Entries supplied ->
☆ ☆ ☆ ☆ ☆

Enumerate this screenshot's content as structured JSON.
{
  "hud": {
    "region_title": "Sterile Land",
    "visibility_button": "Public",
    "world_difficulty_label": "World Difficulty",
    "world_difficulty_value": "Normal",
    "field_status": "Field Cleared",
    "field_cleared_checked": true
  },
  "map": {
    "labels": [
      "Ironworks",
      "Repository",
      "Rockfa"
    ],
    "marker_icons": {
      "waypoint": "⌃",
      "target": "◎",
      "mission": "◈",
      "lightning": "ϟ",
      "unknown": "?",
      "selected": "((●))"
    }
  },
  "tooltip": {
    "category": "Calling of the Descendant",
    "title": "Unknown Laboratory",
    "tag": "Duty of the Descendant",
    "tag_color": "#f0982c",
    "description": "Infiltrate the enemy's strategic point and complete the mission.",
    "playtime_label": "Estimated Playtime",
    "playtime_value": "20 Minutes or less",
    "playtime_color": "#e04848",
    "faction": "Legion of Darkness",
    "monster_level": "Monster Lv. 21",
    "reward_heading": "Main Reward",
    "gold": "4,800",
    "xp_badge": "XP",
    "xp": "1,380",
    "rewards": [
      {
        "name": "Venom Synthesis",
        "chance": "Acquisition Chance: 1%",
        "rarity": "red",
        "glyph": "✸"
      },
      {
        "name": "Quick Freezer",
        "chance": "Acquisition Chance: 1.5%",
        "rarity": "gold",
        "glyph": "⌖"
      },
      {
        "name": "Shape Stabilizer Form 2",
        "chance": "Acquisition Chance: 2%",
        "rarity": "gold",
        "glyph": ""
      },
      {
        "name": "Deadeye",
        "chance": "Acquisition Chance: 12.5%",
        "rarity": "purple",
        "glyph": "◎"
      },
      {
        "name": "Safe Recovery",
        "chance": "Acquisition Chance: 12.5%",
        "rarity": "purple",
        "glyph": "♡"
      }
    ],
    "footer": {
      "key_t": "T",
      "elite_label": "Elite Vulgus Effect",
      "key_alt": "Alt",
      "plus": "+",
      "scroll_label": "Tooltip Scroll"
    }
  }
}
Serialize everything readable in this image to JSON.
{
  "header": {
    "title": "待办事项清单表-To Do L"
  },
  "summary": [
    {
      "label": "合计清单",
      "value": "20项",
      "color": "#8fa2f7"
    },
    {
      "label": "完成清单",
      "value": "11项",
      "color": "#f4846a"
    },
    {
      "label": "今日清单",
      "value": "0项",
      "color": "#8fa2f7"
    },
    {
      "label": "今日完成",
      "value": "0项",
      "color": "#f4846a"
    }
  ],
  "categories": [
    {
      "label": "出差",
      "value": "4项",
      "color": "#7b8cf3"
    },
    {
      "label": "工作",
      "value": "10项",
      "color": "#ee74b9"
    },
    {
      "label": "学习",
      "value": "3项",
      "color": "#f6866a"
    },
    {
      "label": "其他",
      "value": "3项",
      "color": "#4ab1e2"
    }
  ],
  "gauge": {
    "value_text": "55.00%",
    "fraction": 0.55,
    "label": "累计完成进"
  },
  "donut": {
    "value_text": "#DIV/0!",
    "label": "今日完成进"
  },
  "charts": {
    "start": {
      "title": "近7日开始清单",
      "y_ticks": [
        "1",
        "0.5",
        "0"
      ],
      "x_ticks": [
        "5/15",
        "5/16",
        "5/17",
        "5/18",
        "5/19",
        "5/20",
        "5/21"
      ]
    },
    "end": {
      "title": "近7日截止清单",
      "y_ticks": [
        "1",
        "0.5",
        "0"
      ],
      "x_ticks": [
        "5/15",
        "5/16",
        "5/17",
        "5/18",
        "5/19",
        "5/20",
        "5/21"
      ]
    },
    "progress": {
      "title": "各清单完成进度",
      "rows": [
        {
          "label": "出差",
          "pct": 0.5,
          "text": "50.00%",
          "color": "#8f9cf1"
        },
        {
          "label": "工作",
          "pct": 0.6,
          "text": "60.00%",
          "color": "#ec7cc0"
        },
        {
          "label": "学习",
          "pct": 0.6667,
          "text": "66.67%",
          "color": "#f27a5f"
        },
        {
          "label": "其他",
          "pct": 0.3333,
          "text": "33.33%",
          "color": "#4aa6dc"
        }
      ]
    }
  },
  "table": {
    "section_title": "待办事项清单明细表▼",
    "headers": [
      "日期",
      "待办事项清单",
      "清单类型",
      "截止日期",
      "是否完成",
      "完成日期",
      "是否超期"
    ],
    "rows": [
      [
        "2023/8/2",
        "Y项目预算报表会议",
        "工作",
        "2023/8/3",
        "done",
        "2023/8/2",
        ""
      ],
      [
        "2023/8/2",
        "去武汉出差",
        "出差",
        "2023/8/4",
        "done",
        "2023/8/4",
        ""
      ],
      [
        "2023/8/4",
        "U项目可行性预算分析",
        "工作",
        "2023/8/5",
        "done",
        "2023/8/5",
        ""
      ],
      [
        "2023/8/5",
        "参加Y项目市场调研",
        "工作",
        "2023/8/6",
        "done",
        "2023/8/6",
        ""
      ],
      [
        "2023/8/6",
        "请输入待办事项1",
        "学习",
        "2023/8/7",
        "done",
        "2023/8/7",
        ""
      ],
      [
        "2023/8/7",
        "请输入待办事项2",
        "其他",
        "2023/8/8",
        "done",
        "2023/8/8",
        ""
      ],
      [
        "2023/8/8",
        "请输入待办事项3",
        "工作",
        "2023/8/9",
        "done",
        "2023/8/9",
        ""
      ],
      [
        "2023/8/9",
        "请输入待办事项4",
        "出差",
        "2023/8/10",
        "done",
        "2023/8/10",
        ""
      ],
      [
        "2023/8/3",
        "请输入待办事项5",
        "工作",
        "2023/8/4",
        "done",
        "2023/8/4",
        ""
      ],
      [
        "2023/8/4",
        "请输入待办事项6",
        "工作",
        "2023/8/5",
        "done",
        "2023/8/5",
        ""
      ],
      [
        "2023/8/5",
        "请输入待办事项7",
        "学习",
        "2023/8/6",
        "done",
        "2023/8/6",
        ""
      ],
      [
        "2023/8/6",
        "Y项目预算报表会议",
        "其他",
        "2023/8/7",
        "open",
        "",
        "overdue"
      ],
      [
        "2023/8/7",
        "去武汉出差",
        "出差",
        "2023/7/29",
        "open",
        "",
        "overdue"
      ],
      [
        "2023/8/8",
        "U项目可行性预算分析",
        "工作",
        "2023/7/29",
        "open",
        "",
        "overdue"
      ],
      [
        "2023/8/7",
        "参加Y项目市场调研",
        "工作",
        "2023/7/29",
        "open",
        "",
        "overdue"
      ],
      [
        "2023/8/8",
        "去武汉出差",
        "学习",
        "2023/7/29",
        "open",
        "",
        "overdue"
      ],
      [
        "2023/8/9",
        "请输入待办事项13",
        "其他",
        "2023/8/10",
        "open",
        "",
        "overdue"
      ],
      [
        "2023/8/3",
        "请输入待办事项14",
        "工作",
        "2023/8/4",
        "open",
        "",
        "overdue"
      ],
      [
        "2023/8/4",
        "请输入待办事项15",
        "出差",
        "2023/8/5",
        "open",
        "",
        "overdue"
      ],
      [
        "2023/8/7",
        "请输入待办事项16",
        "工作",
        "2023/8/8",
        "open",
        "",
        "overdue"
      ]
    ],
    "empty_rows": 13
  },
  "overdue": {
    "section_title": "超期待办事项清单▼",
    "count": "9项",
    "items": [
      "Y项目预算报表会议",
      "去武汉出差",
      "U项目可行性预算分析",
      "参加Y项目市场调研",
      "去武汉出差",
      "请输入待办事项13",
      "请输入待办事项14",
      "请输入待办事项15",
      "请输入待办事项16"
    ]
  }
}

☆ ☆ ☆ ☆ ☆

Instructions for the task ->
Find the count of lines in the data above where the string "Acquisition" occurs. Provide that number alone.

Written solution ->
5